Set task
Restate every entry word for word.

====== Dataset records

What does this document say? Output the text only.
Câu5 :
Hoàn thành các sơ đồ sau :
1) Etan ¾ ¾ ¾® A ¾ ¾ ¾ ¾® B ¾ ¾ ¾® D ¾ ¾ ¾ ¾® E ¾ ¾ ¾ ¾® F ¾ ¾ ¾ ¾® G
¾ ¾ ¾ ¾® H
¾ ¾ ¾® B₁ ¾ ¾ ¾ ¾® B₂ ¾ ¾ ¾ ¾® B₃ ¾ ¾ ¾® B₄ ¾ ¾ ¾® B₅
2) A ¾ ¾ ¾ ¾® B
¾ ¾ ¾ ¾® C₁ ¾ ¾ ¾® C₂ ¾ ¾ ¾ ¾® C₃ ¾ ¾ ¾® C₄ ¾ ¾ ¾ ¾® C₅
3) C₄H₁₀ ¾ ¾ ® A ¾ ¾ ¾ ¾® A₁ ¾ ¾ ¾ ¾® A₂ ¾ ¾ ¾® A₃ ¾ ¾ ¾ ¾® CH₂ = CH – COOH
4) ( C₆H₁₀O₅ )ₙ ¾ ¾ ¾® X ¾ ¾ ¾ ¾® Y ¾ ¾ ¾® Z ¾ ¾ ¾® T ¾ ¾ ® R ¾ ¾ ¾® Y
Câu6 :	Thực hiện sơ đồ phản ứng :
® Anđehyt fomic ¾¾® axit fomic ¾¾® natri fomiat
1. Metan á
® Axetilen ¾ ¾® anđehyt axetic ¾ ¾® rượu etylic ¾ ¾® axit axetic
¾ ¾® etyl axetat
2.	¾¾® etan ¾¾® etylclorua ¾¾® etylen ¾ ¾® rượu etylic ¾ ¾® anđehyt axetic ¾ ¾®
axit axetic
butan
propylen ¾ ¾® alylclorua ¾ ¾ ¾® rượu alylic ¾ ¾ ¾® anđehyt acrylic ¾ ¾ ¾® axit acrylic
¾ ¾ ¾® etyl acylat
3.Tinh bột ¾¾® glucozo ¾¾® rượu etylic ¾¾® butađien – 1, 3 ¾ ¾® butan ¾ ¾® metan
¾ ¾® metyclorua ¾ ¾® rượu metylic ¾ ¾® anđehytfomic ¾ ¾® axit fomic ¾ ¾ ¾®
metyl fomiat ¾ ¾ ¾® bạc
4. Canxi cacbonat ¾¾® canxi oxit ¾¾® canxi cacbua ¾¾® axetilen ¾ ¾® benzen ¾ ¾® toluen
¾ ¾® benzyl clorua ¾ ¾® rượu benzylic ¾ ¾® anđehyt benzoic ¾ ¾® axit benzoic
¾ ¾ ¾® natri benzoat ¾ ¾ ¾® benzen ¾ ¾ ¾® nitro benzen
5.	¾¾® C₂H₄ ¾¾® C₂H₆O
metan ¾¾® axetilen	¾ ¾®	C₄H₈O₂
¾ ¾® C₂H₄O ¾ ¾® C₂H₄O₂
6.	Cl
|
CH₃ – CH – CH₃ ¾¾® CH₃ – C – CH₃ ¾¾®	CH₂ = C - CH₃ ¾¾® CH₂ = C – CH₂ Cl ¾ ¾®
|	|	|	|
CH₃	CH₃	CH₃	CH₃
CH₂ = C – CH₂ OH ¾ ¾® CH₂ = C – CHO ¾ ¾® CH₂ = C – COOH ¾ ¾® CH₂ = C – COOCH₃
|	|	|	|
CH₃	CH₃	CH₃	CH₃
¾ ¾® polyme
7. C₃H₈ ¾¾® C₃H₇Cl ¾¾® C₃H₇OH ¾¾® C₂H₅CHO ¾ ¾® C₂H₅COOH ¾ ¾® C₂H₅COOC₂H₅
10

============

Written response
What does this document say? Output the text only.
Câu5 :
Hoàn thành các sơ đồ sau :
1) Etan ¾ ¾ ¾® A ¾ ¾ ¾ ¾® B ¾ ¾ ¾® D ¾ ¾ ¾ ¾® E ¾ ¾ ¾ ¾® F ¾ ¾ ¾ ¾® G
¾ ¾ ¾ ¾® H
¾ ¾ ¾® B₁ ¾ ¾ ¾ ¾® B₂ ¾ ¾ ¾ ¾® B₃ ¾ ¾ ¾® B₄ ¾ ¾ ¾® B₅
2) A ¾ ¾ ¾ ¾® B
¾ ¾ ¾ ¾® C₁ ¾ ¾ ¾® C₂ ¾ ¾ ¾ ¾® C₃ ¾ ¾ ¾® C₄ ¾ ¾ ¾ ¾® C₅
3) C₄H₁₀ ¾ ¾ ® A ¾ ¾ ¾ ¾® A₁ ¾ ¾ ¾ ¾® A₂ ¾ ¾ ¾® A₃ ¾ ¾ ¾ ¾® CH₂ = CH – COOH
4) ( C₆H₁₀O₅ )ₙ ¾ ¾ ¾® X ¾ ¾ ¾ ¾® Y ¾ ¾ ¾® Z ¾ ¾ ¾® T ¾ ¾ ® R ¾ ¾ ¾® Y
Câu6 :	Thực hiện sơ đồ phản ứng :
® Anđehyt fomic ¾¾® axit fomic ¾¾® natri fomiat
1. Metan á
® Axetilen ¾ ¾® anđehyt axetic ¾ ¾® rượu etylic ¾ ¾® axit axetic
¾ ¾® etyl axetat
2.	¾¾® etan ¾¾® etylclorua ¾¾® etylen ¾ ¾® rượu etylic ¾ ¾® anđehyt axetic ¾ ¾®
axit axetic
butan
propylen ¾ ¾® alylclorua ¾ ¾ ¾® rượu alylic ¾ ¾ ¾® anđehyt acrylic ¾ ¾ ¾® axit acrylic
¾ ¾ ¾® etyl acylat
3.Tinh bột ¾¾® glucozo ¾¾® rượu etylic ¾¾® butađien – 1, 3 ¾ ¾® butan ¾ ¾® metan
¾ ¾® metyclorua ¾ ¾® rượu metylic ¾ ¾® anđehytfomic ¾ ¾® axit fomic ¾ ¾ ¾®
metyl fomiat ¾ ¾ ¾® bạc
4. Canxi cacbonat ¾¾® canxi oxit ¾¾® canxi cacbua ¾¾® axetilen ¾ ¾® benzen ¾ ¾® toluen
¾ ¾® benzyl clorua ¾ ¾® rượu benzylic ¾ ¾® anđehyt benzoic ¾ ¾® axit benzoic
¾ ¾ ¾® natri benzoat ¾ ¾ ¾® benzen ¾ ¾ ¾® nitro benzen
5.	¾¾® C₂H₄ ¾¾® C₂H₆O
metan ¾¾® axetilen	¾ ¾®	C₄H₈O₂
¾ ¾® C₂H₄O ¾ ¾® C₂H₄O₂
6.	Cl
|
CH₃ – CH – CH₃ ¾¾® CH₃ – C – CH₃ ¾¾®	CH₂ = C - CH₃ ¾¾® CH₂ = C – CH₂ Cl ¾ ¾®
|	|	|	|
CH₃	CH₃	CH₃	CH₃
CH₂ = C – CH₂ OH ¾ ¾® CH₂ = C – CHO ¾ ¾® CH₂ = C – COOH ¾ ¾® CH₂ = C – COOCH₃
|	|	|	|
CH₃	CH₃	CH₃	CH₃
¾ ¾® polyme
7. C₃H₈ ¾¾® C₃H₇Cl ¾¾® C₃H₇OH ¾¾® C₂H₅CHO ¾ ¾® C₂H₅COOH ¾ ¾® C₂H₅COOC₂H₅
10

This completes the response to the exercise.